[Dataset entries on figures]
^^^^^^^^

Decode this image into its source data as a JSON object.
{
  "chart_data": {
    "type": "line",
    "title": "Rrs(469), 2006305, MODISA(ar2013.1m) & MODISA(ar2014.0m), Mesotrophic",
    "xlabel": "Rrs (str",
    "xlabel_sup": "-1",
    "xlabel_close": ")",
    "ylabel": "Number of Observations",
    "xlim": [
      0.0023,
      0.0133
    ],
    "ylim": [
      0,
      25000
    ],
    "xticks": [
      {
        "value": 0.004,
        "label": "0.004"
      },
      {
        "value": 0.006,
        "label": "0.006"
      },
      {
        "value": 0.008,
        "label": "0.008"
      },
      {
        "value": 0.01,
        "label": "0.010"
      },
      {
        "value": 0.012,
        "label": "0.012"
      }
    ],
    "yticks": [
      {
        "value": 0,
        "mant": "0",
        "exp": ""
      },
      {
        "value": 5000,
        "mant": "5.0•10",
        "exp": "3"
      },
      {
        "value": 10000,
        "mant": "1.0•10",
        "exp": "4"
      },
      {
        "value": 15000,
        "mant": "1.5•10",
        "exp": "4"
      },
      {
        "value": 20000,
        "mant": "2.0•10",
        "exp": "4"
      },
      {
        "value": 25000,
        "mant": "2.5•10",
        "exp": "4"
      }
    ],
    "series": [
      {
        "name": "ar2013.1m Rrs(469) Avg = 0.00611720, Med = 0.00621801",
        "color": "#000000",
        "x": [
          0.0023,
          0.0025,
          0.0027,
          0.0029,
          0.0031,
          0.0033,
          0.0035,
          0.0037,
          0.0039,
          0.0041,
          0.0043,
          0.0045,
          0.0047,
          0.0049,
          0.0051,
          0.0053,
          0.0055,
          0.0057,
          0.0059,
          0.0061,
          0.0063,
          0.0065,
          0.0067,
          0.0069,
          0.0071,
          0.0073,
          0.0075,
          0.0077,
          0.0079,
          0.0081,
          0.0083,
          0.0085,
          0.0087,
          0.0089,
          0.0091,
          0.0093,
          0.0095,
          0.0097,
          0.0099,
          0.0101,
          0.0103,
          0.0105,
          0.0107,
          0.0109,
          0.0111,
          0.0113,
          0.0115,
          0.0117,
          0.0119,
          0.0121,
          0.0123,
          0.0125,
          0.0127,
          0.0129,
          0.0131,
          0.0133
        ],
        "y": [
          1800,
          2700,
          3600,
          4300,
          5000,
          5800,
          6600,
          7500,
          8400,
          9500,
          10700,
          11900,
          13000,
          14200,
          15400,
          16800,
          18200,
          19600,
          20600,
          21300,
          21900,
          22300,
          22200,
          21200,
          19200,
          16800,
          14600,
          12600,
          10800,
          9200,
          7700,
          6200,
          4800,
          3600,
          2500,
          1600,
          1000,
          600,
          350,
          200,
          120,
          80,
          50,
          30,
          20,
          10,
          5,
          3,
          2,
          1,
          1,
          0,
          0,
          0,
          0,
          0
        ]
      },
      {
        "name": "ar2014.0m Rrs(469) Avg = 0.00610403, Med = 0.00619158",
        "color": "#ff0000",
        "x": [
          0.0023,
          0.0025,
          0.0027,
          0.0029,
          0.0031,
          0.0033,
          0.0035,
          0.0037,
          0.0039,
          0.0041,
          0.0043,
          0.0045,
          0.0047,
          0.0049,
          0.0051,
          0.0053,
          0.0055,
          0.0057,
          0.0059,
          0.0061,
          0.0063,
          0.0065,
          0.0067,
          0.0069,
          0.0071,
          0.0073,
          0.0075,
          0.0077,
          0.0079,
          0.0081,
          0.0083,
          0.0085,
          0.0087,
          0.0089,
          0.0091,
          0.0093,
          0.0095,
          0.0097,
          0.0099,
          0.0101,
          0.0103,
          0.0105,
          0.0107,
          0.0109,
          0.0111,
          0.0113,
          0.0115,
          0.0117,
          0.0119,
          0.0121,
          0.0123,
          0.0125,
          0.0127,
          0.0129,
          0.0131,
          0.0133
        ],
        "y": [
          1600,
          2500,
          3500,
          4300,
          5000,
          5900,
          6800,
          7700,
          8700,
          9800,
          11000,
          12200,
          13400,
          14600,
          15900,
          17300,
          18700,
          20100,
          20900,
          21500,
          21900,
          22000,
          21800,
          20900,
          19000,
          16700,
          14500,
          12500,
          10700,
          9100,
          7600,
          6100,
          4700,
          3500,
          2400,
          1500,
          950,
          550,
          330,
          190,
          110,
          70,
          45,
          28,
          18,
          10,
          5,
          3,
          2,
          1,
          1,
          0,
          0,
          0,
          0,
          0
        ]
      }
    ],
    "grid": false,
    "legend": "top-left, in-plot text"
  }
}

^^^^^^^^

## SET TASK
Copy out each line above, character for character.

## SOLUTION FOR THIS EXERCISE
Decode this image into its source data as a JSON object.
{
  "chart_data": {
    "type": "line",
    "title": "Rrs(469), 2006305, MODISA(ar2013.1m) & MODISA(ar2014.0m), Mesotrophic",
    "xlabel": "Rrs (str",
    "xlabel_sup": "-1",
    "xlabel_close": ")",
    "ylabel": "Number of Observations",
    "xlim": [
      0.0023,
      0.0133
    ],
    "ylim": [
      0,
      25000
    ],
    "xticks": [
      {
        "value": 0.004,
        "label": "0.004"
      },
      {
        "value": 0.006,
        "label": "0.006"
      },
      {
        "value": 0.008,
        "label": "0.008"
      },
      {
        "value": 0.01,
        "label": "0.010"
      },
      {
        "value": 0.012,
        "label": "0.012"
      }
    ],
    "yticks": [
      {
        "value": 0,
        "mant": "0",
        "exp": ""
      },
      {
        "value": 5000,
        "mant": "5.0•10",
        "exp": "3"
      },
      {
        "value": 10000,
        "mant": "1.0•10",
        "exp": "4"
      },
      {
        "value": 15000,
        "mant": "1.5•10",
        "exp": "4"
      },
      {
        "value": 20000,
        "mant": "2.0•10",
        "exp": "4"
      },
      {
        "value": 25000,
        "mant": "2.5•10",
        "exp": "4"
      }
    ],
    "series": [
      {
        "name": "ar2013.1m Rrs(469) Avg = 0.00611720, Med = 0.00621801",
        "color": "#000000",
        "x": [
          0.0023,
          0.0025,
          0.0027,
          0.0029,
          0.0031,
          0.0033,
          0.0035,
          0.0037,
          0.0039,
          0.0041,
          0.0043,
          0.0045,
          0.0047,
          0.0049,
          0.0051,
          0.0053,
          0.0055,
          0.0057,
          0.0059,
          0.0061,
          0.0063,
          0.0065,
          0.0067,
          0.0069,
          0.0071,
          0.0073,
          0.0075,
          0.0077,
          0.0079,
          0.0081,
          0.0083,
          0.0085,
          0.0087,
          0.0089,
          0.0091,
          0.0093,
          0.0095,
          0.0097,
          0.0099,
          0.0101,
          0.0103,
          0.0105,
          0.0107,
          0.0109,
          0.0111,
          0.0113,
          0.0115,
          0.0117,
          0.0119,
          0.0121,
          0.0123,
          0.0125,
          0.0127,
          0.0129,
          0.0131,
          0.0133
        ],
        "y": [
          1800,
          2700,
          3600,
          4300,
          5000,
          5800,
          6600,
          7500,
          8400,
          9500,
          10700,
          11900,
          13000,
          14200,
          15400,
          16800,
          18200,
          19600,
          20600,
          21300,
          21900,
          22300,
          22200,
          21200,
          19200,
          16800,
          14600,
          12600,
          10800,
          9200,
          7700,
          6200,
          4800,
          3600,
          2500,
          1600,
          1000,
          600,
          350,
          200,
          120,
          80,
          50,
          30,
          20,
          10,
          5,
          3,
          2,
          1,
          1,
          0,
          0,
          0,
          0,
          0
        ]
      },
      {
        "name": "ar2014.0m Rrs(469) Avg = 0.00610403, Med = 0.00619158",
        "color": "#ff0000",
        "x": [
          0.0023,
          0.0025,
          0.0027,
          0.0029,
          0.0031,
          0.0033,
          0.0035,
          0.0037,
          0.0039,
          0.0041,
          0.0043,
          0.0045,
          0.0047,
          0.0049,
          0.0051,
          0.0053,
          0.0055,
          0.0057,
          0.0059,
          0.0061,
          0.0063,
          0.0065,
          0.0067,
          0.0069,
          0.0071,
          0.0073,
          0.0075,
          0.0077,
          0.0079,
          0.0081,
          0.0083,
          0.0085,
          0.0087,
          0.0089,
          0.0091,
          0.0093,
          0.0095,
          0.0097,
          0.0099,
          0.0101,
          0.0103,
          0.0105,
          0.0107,
          0.0109,
          0.0111,
          0.0113,
          0.0115,
          0.0117,
          0.0119,
          0.0121,
          0.0123,
          0.0125,
          0.0127,
          0.0129,
          0.0131,
          0.0133
        ],
        "y": [
          1600,
          2500,
          3500,
          4300,
          5000,
          5900,
          6800,
          7700,
          8700,
          9800,
          11000,
          12200,
          13400,
          14600,
          15900,
          17300,
          18700,
          20100,
          20900,
          21500,
          21900,
          22000,
          21800,
          20900,
          19000,
          16700,
          14500,
          12500,
          10700,
          9100,
          7600,
          6100,
          4700,
          3500,
          2400,
          1500,
          950,
          550,
          330,
          190,
          110,
          70,
          45,
          28,
          18,
          10,
          5,
          3,
          2,
          1,
          1,
          0,
          0,
          0,
          0,
          0
        ]
      }
    ],
    "grid": false,
    "legend": "top-left, in-plot text"
  }
}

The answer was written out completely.